## START

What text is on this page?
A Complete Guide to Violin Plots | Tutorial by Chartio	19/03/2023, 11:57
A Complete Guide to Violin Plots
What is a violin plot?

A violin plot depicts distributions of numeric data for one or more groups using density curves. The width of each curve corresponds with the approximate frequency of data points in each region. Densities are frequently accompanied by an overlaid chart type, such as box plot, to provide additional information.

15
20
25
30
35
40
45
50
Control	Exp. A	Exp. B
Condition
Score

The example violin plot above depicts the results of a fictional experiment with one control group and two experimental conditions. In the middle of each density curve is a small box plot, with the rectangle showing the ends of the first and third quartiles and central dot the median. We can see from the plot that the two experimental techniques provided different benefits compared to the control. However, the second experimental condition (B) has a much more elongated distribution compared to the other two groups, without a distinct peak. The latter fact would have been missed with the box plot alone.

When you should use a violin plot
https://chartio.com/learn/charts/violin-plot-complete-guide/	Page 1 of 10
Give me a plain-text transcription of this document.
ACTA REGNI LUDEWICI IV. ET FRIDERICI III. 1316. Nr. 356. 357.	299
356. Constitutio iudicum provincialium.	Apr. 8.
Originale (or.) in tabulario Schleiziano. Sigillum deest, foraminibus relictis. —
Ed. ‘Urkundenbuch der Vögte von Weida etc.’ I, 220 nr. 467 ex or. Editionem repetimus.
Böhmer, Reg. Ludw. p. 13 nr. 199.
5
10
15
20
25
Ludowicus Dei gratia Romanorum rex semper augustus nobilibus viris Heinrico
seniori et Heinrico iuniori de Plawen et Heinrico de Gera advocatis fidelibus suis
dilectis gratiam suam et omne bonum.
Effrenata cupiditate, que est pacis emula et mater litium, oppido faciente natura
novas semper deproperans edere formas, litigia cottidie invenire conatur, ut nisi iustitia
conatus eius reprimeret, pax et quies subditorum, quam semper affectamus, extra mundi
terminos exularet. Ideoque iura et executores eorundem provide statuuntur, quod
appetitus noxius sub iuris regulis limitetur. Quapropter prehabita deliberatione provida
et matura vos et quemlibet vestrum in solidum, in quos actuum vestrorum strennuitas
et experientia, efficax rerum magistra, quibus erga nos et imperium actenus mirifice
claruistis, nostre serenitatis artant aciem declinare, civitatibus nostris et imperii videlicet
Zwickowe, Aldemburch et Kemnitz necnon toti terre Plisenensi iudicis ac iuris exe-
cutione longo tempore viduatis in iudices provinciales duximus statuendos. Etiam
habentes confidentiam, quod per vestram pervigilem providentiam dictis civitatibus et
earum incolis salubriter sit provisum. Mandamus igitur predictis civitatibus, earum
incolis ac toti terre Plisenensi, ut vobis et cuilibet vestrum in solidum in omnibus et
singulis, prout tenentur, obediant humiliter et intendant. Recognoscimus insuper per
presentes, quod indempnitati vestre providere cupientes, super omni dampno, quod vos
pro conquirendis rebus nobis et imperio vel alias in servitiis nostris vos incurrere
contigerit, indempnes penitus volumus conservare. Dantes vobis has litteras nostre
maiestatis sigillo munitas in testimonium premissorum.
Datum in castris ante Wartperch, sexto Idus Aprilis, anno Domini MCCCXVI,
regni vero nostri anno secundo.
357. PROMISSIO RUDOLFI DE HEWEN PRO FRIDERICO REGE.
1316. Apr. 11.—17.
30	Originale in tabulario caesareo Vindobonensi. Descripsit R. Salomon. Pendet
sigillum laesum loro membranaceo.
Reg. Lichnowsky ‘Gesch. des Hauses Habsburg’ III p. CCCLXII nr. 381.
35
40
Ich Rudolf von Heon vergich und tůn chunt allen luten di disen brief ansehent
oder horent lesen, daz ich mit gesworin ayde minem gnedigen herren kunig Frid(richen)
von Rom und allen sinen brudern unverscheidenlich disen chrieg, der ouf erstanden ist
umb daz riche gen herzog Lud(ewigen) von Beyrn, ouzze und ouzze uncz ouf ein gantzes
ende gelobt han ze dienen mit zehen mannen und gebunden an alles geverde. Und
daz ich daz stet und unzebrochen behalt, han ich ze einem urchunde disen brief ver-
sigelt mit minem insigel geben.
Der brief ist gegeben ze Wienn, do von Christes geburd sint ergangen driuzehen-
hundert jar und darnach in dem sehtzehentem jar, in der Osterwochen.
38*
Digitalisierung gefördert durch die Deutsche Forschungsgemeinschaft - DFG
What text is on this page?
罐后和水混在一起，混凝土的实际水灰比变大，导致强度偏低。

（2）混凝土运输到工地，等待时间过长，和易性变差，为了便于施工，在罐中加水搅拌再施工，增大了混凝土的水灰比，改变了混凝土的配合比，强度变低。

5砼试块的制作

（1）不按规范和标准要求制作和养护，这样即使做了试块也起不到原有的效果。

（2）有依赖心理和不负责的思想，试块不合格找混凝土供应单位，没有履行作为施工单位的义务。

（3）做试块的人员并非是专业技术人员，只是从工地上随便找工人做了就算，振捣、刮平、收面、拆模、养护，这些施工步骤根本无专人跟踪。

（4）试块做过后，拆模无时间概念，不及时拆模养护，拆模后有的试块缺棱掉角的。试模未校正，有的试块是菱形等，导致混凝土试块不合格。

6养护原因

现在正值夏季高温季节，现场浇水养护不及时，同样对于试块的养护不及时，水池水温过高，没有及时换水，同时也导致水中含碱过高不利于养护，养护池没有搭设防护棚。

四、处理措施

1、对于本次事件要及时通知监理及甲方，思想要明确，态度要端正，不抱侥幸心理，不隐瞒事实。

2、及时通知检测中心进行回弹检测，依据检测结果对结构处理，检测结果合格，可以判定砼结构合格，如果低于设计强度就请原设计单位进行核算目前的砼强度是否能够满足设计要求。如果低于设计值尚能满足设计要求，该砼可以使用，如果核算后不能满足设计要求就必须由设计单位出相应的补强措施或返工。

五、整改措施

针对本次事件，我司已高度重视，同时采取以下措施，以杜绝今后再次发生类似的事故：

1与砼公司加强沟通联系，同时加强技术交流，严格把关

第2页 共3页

## END

Take the entries and copy them out exactly.

What text is on this page?
A Complete Guide to Violin Plots | Tutorial by Chartio	19/03/2023, 11:57
A Complete Guide to Violin Plots
What is a violin plot?

A violin plot depicts distributions of numeric data for one or more groups using density curves. The width of each curve corresponds with the approximate frequency of data points in each region. Densities are frequently accompanied by an overlaid chart type, such as box plot, to provide additional information.

15
20
25
30
35
40
45
50
Control	Exp. A	Exp. B
Condition
Score

The example violin plot above depicts the results of a fictional experiment with one control group and two experimental conditions. In the middle of each density curve is a small box plot, with the rectangle showing the ends of the first and third quartiles and central dot the median. We can see from the plot that the two experimental techniques provided different benefits compared to the control. However, the second experimental condition (B) has a much more elongated distribution compared to the other two groups, without a distinct peak. The latter fact would have been missed with the box plot alone.

When you should use a violin plot
https://chartio.com/learn/charts/violin-plot-complete-guide/	Page 1 of 10
Give me a plain-text transcription of this document.
ACTA REGNI LUDEWICI IV. ET FRIDERICI III. 1316. Nr. 356. 357.	299
356. Constitutio iudicum provincialium.	Apr. 8.
Originale (or.) in tabulario Schleiziano. Sigillum deest, foraminibus relictis. —
Ed. ‘Urkundenbuch der Vögte von Weida etc.’ I, 220 nr. 467 ex or. Editionem repetimus.
Böhmer, Reg. Ludw. p. 13 nr. 199.
5
10
15
20
25
Ludowicus Dei gratia Romanorum rex semper augustus nobilibus viris Heinrico
seniori et Heinrico iuniori de Plawen et Heinrico de Gera advocatis fidelibus suis
dilectis gratiam suam et omne bonum.
Effrenata cupiditate, que est pacis emula et mater litium, oppido faciente natura
novas semper deproperans edere formas, litigia cottidie invenire conatur, ut nisi iustitia
conatus eius reprimeret, pax et quies subditorum, quam semper affectamus, extra mundi
terminos exularet. Ideoque iura et executores eorundem provide statuuntur, quod
appetitus noxius sub iuris regulis limitetur. Quapropter prehabita deliberatione provida
et matura vos et quemlibet vestrum in solidum, in quos actuum vestrorum strennuitas
et experientia, efficax rerum magistra, quibus erga nos et imperium actenus mirifice
claruistis, nostre serenitatis artant aciem declinare, civitatibus nostris et imperii videlicet
Zwickowe, Aldemburch et Kemnitz necnon toti terre Plisenensi iudicis ac iuris exe-
cutione longo tempore viduatis in iudices provinciales duximus statuendos. Etiam
habentes confidentiam, quod per vestram pervigilem providentiam dictis civitatibus et
earum incolis salubriter sit provisum. Mandamus igitur predictis civitatibus, earum
incolis ac toti terre Plisenensi, ut vobis et cuilibet vestrum in solidum in omnibus et
singulis, prout tenentur, obediant humiliter et intendant. Recognoscimus insuper per
presentes, quod indempnitati vestre providere cupientes, super omni dampno, quod vos
pro conquirendis rebus nobis et imperio vel alias in servitiis nostris vos incurrere
contigerit, indempnes penitus volumus conservare. Dantes vobis has litteras nostre
maiestatis sigillo munitas in testimonium premissorum.
Datum in castris ante Wartperch, sexto Idus Aprilis, anno Domini MCCCXVI,
regni vero nostri anno secundo.
357. PROMISSIO RUDOLFI DE HEWEN PRO FRIDERICO REGE.
1316. Apr. 11.—17.
30	Originale in tabulario caesareo Vindobonensi. Descripsit R. Salomon. Pendet
sigillum laesum loro membranaceo.
Reg. Lichnowsky ‘Gesch. des Hauses Habsburg’ III p. CCCLXII nr. 381.
35
40
Ich Rudolf von Heon vergich und tůn chunt allen luten di disen brief ansehent
oder horent lesen, daz ich mit gesworin ayde minem gnedigen herren kunig Frid(richen)
von Rom und allen sinen brudern unverscheidenlich disen chrieg, der ouf erstanden ist
umb daz riche gen herzog Lud(ewigen) von Beyrn, ouzze und ouzze uncz ouf ein gantzes
ende gelobt han ze dienen mit zehen mannen und gebunden an alles geverde. Und
daz ich daz stet und unzebrochen behalt, han ich ze einem urchunde disen brief ver-
sigelt mit minem insigel geben.
Der brief ist gegeben ze Wienn, do von Christes geburd sint ergangen driuzehen-
hundert jar und darnach in dem sehtzehentem jar, in der Osterwochen.
38*
Digitalisierung gefördert durch die Deutsche Forschungsgemeinschaft - DFG
What text is on this page?
罐后和水混在一起，混凝土的实际水灰比变大，导致强度偏低。

（2）混凝土运输到工地，等待时间过长，和易性变差，为了便于施工，在罐中加水搅拌再施工，增大了混凝土的水灰比，改变了混凝土的配合比，强度变低。

5砼试块的制作

（1）不按规范和标准要求制作和养护，这样即使做了试块也起不到原有的效果。

（2）有依赖心理和不负责的思想，试块不合格找混凝土供应单位，没有履行作为施工单位的义务。

（3）做试块的人员并非是专业技术人员，只是从工地上随便找工人做了就算，振捣、刮平、收面、拆模、养护，这些施工步骤根本无专人跟踪。

（4）试块做过后，拆模无时间概念，不及时拆模养护，拆模后有的试块缺棱掉角的。试模未校正，有的试块是菱形等，导致混凝土试块不合格。

6养护原因

现在正值夏季高温季节，现场浇水养护不及时，同样对于试块的养护不及时，水池水温过高，没有及时换水，同时也导致水中含碱过高不利于养护，养护池没有搭设防护棚。

四、处理措施

1、对于本次事件要及时通知监理及甲方，思想要明确，态度要端正，不抱侥幸心理，不隐瞒事实。

2、及时通知检测中心进行回弹检测，依据检测结果对结构处理，检测结果合格，可以判定砼结构合格，如果低于设计强度就请原设计单位进行核算目前的砼强度是否能够满足设计要求。如果低于设计值尚能满足设计要求，该砼可以使用，如果核算后不能满足设计要求就必须由设计单位出相应的补强措施或返工。

五、整改措施

针对本次事件，我司已高度重视，同时采取以下措施，以杜绝今后再次发生类似的事故：

1与砼公司加强沟通联系，同时加强技术交流，严格把关

第2页 共3页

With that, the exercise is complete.